_What you have to do_. Report how many lines contain the word "text"; answer with the number only.

_Material for this task_.
---*---

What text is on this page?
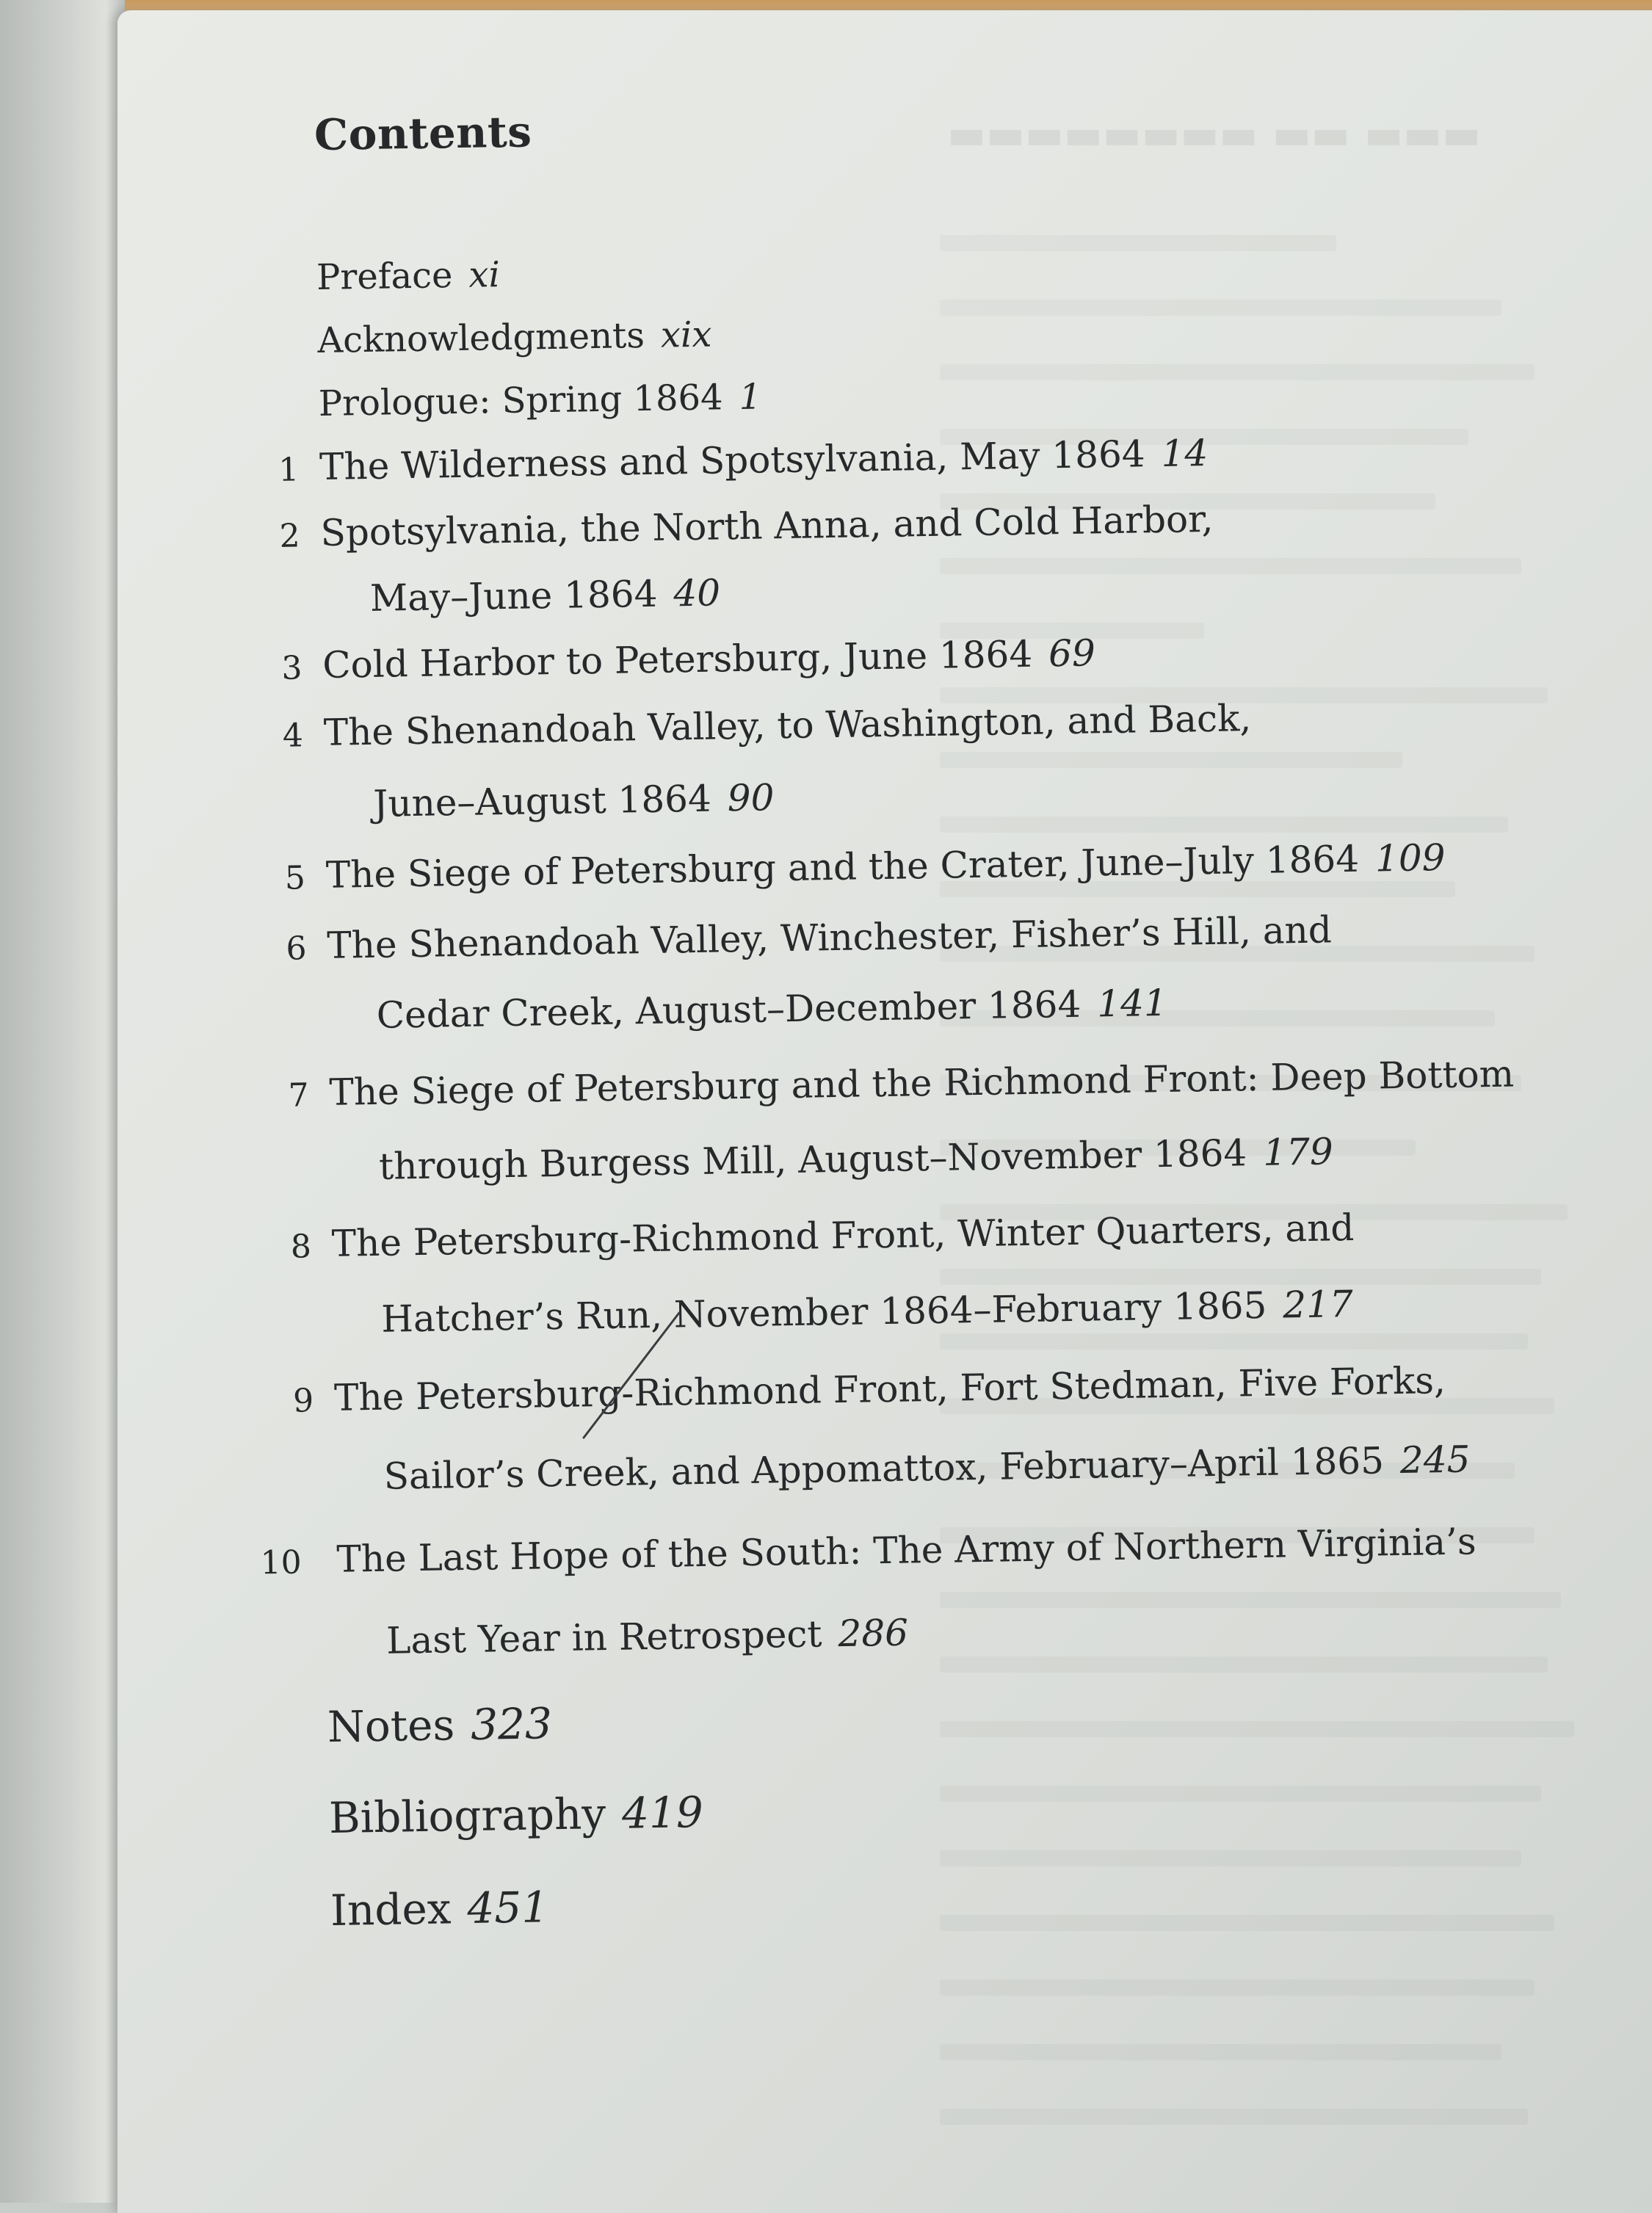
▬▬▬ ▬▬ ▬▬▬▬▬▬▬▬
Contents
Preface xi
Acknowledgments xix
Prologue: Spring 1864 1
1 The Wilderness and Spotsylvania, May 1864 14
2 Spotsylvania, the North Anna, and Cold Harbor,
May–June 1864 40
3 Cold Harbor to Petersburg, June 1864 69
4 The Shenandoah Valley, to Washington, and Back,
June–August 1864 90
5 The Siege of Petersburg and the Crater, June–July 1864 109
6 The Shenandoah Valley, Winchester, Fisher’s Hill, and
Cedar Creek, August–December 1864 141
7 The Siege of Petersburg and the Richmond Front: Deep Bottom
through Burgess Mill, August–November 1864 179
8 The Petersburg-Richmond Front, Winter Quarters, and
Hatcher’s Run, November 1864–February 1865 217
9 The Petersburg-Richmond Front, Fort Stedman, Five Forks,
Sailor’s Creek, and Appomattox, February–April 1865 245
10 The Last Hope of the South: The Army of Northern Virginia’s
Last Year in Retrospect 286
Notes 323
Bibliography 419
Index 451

---*---

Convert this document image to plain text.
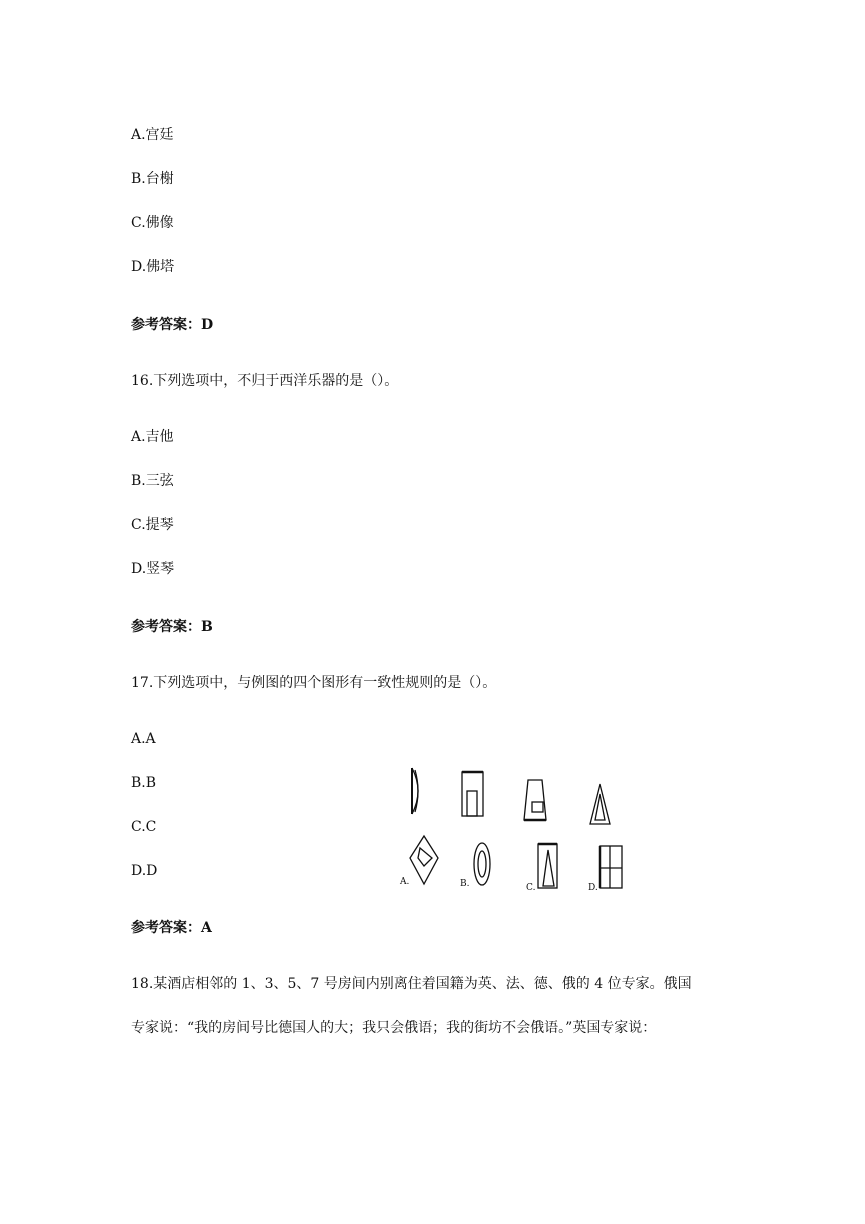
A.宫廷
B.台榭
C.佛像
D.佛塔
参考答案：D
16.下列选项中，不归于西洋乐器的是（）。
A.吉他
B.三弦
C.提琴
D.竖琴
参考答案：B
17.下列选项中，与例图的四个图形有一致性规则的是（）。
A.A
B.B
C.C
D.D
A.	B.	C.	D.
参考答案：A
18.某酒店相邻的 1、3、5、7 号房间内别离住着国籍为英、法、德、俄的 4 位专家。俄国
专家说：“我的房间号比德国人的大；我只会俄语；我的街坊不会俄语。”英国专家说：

---*---

_The completed task_. 2